Data records =
■ ■ ■

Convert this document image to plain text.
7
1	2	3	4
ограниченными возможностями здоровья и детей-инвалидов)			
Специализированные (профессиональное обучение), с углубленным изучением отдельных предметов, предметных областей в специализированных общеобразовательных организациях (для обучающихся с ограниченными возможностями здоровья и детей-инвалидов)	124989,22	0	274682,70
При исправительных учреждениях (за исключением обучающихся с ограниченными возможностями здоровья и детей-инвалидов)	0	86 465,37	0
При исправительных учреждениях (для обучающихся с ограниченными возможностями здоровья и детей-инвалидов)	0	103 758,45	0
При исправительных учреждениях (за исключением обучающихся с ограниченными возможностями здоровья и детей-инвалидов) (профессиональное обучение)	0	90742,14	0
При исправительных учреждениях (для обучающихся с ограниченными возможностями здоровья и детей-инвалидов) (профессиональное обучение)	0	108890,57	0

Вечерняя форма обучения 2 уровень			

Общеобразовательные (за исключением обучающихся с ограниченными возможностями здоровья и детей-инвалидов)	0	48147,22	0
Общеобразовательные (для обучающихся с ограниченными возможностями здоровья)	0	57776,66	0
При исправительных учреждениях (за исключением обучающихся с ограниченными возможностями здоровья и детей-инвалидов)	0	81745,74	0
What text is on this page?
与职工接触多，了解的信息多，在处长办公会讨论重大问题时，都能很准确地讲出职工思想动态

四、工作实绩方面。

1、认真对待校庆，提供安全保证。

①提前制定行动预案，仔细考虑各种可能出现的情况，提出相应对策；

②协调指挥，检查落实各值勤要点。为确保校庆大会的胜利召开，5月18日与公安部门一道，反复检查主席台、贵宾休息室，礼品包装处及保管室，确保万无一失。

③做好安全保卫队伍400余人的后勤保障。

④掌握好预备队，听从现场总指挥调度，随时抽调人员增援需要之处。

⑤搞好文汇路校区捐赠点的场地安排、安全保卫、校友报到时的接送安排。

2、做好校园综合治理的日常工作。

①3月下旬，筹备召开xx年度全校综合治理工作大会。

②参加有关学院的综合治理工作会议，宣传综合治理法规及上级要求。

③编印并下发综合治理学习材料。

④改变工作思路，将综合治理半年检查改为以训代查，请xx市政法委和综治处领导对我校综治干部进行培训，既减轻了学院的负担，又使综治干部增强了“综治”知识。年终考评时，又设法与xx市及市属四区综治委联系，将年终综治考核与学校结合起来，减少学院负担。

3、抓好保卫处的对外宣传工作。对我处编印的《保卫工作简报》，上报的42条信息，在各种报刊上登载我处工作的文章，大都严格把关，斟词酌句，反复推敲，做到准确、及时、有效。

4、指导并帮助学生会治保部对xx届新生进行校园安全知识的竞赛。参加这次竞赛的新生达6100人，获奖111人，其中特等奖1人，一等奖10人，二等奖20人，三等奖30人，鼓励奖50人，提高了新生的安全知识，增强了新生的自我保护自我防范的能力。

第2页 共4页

■ ■ ■

Description of the task =
Repeat the lines from the one containing "What text is on this page?" through the end of the listing, exactly and without any other lines; both ends are included.

Response to the task =
What text is on this page?
与职工接触多，了解的信息多，在处长办公会讨论重大问题时，都能很准确地讲出职工思想动态

四、工作实绩方面。

1、认真对待校庆，提供安全保证。

①提前制定行动预案，仔细考虑各种可能出现的情况，提出相应对策；

②协调指挥，检查落实各值勤要点。为确保校庆大会的胜利召开，5月18日与公安部门一道，反复检查主席台、贵宾休息室，礼品包装处及保管室，确保万无一失。

③做好安全保卫队伍400余人的后勤保障。

④掌握好预备队，听从现场总指挥调度，随时抽调人员增援需要之处。

⑤搞好文汇路校区捐赠点的场地安排、安全保卫、校友报到时的接送安排。

2、做好校园综合治理的日常工作。

①3月下旬，筹备召开xx年度全校综合治理工作大会。

②参加有关学院的综合治理工作会议，宣传综合治理法规及上级要求。

③编印并下发综合治理学习材料。

④改变工作思路，将综合治理半年检查改为以训代查，请xx市政法委和综治处领导对我校综治干部进行培训，既减轻了学院的负担，又使综治干部增强了“综治”知识。年终考评时，又设法与xx市及市属四区综治委联系，将年终综治考核与学校结合起来，减少学院负担。

3、抓好保卫处的对外宣传工作。对我处编印的《保卫工作简报》，上报的42条信息，在各种报刊上登载我处工作的文章，大都严格把关，斟词酌句，反复推敲，做到准确、及时、有效。

4、指导并帮助学生会治保部对xx届新生进行校园安全知识的竞赛。参加这次竞赛的新生达6100人，获奖111人，其中特等奖1人，一等奖10人，二等奖20人，三等奖30人，鼓励奖50人，提高了新生的安全知识，增强了新生的自我保护自我防范的能力。

第2页 共4页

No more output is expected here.